Figure dataset records:
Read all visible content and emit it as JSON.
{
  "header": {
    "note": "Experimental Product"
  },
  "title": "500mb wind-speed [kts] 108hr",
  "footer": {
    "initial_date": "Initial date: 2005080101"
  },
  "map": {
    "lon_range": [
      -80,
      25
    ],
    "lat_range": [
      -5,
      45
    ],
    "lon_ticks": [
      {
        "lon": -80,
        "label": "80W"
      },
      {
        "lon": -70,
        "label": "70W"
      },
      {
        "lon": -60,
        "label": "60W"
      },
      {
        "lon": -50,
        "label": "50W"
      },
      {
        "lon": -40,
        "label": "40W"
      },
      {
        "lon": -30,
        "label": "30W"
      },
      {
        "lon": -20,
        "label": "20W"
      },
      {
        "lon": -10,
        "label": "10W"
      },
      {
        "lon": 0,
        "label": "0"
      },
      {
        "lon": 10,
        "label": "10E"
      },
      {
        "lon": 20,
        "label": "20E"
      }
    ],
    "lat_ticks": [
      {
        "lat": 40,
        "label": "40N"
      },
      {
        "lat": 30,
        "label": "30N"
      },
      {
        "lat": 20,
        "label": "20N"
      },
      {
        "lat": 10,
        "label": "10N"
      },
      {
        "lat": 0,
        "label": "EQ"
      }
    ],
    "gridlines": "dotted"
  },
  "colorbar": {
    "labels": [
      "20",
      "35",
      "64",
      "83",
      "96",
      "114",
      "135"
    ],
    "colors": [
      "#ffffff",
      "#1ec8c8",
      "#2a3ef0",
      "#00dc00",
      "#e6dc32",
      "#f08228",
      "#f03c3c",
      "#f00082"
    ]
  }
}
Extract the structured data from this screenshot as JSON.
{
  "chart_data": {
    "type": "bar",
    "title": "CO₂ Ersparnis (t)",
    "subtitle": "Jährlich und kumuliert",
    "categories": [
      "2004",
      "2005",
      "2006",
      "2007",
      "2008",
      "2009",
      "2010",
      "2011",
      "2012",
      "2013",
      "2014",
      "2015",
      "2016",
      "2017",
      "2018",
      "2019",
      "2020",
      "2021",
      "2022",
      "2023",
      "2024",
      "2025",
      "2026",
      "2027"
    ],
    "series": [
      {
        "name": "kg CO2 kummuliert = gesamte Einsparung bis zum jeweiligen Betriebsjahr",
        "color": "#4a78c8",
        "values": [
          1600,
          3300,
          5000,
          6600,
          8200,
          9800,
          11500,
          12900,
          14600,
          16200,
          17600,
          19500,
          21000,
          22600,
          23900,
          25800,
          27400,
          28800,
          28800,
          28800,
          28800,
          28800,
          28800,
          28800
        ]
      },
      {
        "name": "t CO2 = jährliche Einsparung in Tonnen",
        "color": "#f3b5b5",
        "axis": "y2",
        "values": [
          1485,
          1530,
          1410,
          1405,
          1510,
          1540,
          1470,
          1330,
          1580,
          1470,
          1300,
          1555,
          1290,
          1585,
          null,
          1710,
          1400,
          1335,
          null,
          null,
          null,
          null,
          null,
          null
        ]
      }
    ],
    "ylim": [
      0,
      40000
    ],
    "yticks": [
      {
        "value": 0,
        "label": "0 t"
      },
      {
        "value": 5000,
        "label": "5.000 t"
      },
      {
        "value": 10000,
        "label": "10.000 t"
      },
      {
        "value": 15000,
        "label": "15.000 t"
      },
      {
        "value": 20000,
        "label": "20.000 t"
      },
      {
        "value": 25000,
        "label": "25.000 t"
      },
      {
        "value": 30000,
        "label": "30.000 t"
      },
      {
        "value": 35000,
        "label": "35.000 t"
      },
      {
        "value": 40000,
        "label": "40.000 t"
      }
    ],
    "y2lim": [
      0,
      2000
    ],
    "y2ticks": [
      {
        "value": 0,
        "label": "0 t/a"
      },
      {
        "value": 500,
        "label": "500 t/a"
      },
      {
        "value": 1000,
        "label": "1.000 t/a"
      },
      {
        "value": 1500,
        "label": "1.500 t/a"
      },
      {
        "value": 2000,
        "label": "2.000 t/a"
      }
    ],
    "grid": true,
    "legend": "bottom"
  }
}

§ **Your task**
The entries above should be repeated exactly, every one of them.

§ **Solution**
Read all visible content and emit it as JSON.
{
  "header": {
    "note": "Experimental Product"
  },
  "title": "500mb wind-speed [kts] 108hr",
  "footer": {
    "initial_date": "Initial date: 2005080101"
  },
  "map": {
    "lon_range": [
      -80,
      25
    ],
    "lat_range": [
      -5,
      45
    ],
    "lon_ticks": [
      {
        "lon": -80,
        "label": "80W"
      },
      {
        "lon": -70,
        "label": "70W"
      },
      {
        "lon": -60,
        "label": "60W"
      },
      {
        "lon": -50,
        "label": "50W"
      },
      {
        "lon": -40,
        "label": "40W"
      },
      {
        "lon": -30,
        "label": "30W"
      },
      {
        "lon": -20,
        "label": "20W"
      },
      {
        "lon": -10,
        "label": "10W"
      },
      {
        "lon": 0,
        "label": "0"
      },
      {
        "lon": 10,
        "label": "10E"
      },
      {
        "lon": 20,
        "label": "20E"
      }
    ],
    "lat_ticks": [
      {
        "lat": 40,
        "label": "40N"
      },
      {
        "lat": 30,
        "label": "30N"
      },
      {
        "lat": 20,
        "label": "20N"
      },
      {
        "lat": 10,
        "label": "10N"
      },
      {
        "lat": 0,
        "label": "EQ"
      }
    ],
    "gridlines": "dotted"
  },
  "colorbar": {
    "labels": [
      "20",
      "35",
      "64",
      "83",
      "96",
      "114",
      "135"
    ],
    "colors": [
      "#ffffff",
      "#1ec8c8",
      "#2a3ef0",
      "#00dc00",
      "#e6dc32",
      "#f08228",
      "#f03c3c",
      "#f00082"
    ]
  }
}
Extract the structured data from this screenshot as JSON.
{
  "chart_data": {
    "type": "bar",
    "title": "CO₂ Ersparnis (t)",
    "subtitle": "Jährlich und kumuliert",
    "categories": [
      "2004",
      "2005",
      "2006",
      "2007",
      "2008",
      "2009",
      "2010",
      "2011",
      "2012",
      "2013",
      "2014",
      "2015",
      "2016",
      "2017",
      "2018",
      "2019",
      "2020",
      "2021",
      "2022",
      "2023",
      "2024",
      "2025",
      "2026",
      "2027"
    ],
    "series": [
      {
        "name": "kg CO2 kummuliert = gesamte Einsparung bis zum jeweiligen Betriebsjahr",
        "color": "#4a78c8",
        "values": [
          1600,
          3300,
          5000,
          6600,
          8200,
          9800,
          11500,
          12900,
          14600,
          16200,
          17600,
          19500,
          21000,
          22600,
          23900,
          25800,
          27400,
          28800,
          28800,
          28800,
          28800,
          28800,
          28800,
          28800
        ]
      },
      {
        "name": "t CO2 = jährliche Einsparung in Tonnen",
        "color": "#f3b5b5",
        "axis": "y2",
        "values": [
          1485,
          1530,
          1410,
          1405,
          1510,
          1540,
          1470,
          1330,
          1580,
          1470,
          1300,
          1555,
          1290,
          1585,
          null,
          1710,
          1400,
          1335,
          null,
          null,
          null,
          null,
          null,
          null
        ]
      }
    ],
    "ylim": [
      0,
      40000
    ],
    "yticks": [
      {
        "value": 0,
        "label": "0 t"
      },
      {
        "value": 5000,
        "label": "5.000 t"
      },
      {
        "value": 10000,
        "label": "10.000 t"
      },
      {
        "value": 15000,
        "label": "15.000 t"
      },
      {
        "value": 20000,
        "label": "20.000 t"
      },
      {
        "value": 25000,
        "label": "25.000 t"
      },
      {
        "value": 30000,
        "label": "30.000 t"
      },
      {
        "value": 35000,
        "label": "35.000 t"
      },
      {
        "value": 40000,
        "label": "40.000 t"
      }
    ],
    "y2lim": [
      0,
      2000
    ],
    "y2ticks": [
      {
        "value": 0,
        "label": "0 t/a"
      },
      {
        "value": 500,
        "label": "500 t/a"
      },
      {
        "value": 1000,
        "label": "1.000 t/a"
      },
      {
        "value": 1500,
        "label": "1.500 t/a"
      },
      {
        "value": 2000,
        "label": "2.000 t/a"
      }
    ],
    "grid": true,
    "legend": "bottom"
  }
}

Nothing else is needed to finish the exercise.